用于调试的有用代码段：console.log (t[0] + ‘/‘ + t[1] for t in @tokens).join ‘ ‘

    @removeLeadingNewlines()
    @closeOpenCalls()
    @closeOpenIndexes()
    @normalizeLines()
    @tagPostfixConditionals()
    @addImplicitBracesAndParens()
    @addLocationDataToGeneratedTokens()
    @fixOutdentLocationData()
    @tokens

重写标记流，向前和向后查看一个标记。允许块的返回值告诉我们向前（或向后）移动流中多少个标记，以确保在插入和删除标记时不会错过任何标记，并且流在我们的操作下长度发生变化。

(待做任务)
(a) 从“用于调试的有用代码段：console.log (t[0] +”起，到“在我们的操作下长度发生变化。”止，把原文中的这一段照原样抄录下来。
(b) 用两句话概括原文的内容。

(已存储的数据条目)
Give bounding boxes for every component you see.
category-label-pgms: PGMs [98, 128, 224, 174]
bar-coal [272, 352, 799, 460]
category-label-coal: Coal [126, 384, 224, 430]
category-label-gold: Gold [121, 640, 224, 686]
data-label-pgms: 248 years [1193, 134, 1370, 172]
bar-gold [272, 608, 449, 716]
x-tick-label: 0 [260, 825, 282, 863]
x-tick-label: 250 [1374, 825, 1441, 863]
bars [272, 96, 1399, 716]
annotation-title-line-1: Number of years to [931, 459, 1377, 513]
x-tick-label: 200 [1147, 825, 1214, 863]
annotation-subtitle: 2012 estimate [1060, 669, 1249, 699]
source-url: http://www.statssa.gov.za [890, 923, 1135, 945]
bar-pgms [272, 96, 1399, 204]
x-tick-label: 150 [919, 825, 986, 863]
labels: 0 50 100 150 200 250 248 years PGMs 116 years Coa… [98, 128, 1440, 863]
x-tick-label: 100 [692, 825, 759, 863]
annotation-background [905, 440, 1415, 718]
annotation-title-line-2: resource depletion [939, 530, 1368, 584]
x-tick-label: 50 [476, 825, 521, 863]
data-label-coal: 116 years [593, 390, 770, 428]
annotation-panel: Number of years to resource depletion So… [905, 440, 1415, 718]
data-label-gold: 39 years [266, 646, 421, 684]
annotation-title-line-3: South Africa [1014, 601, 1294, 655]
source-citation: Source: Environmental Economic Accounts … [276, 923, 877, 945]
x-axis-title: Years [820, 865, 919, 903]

(参考答案)
(a)
用于调试的有用代码段：console.log (t[0] + ‘/‘ + t[1] for t in @tokens).join ‘ ‘

    @removeLeadingNewlines()
    @closeOpenCalls()
    @closeOpenIndexes()
    @normalizeLines()
    @tagPostfixConditionals()
    @addImplicitBracesAndParens()
    @addLocationDataToGeneratedTokens()
    @fixOutdentLocationData()
    @tokens

重写标记流，向前和向后查看一个标记。允许块的返回值告诉我们向前（或向后）移动流中多少个标记，以确保在插入和删除标记时不会错过任何标记，并且流在我们的操作下长度发生变化。

(b) 原文先给出一段用于调试的代码，并依次列出对标记所做的一系列处理调用，最后返回 @tokens。随后说明重写标记流时会向前和向后各查看一个标记，由块的返回值决定在流中移动多少个标记，以免在插入、删除标记使流长度改变时漏掉标记。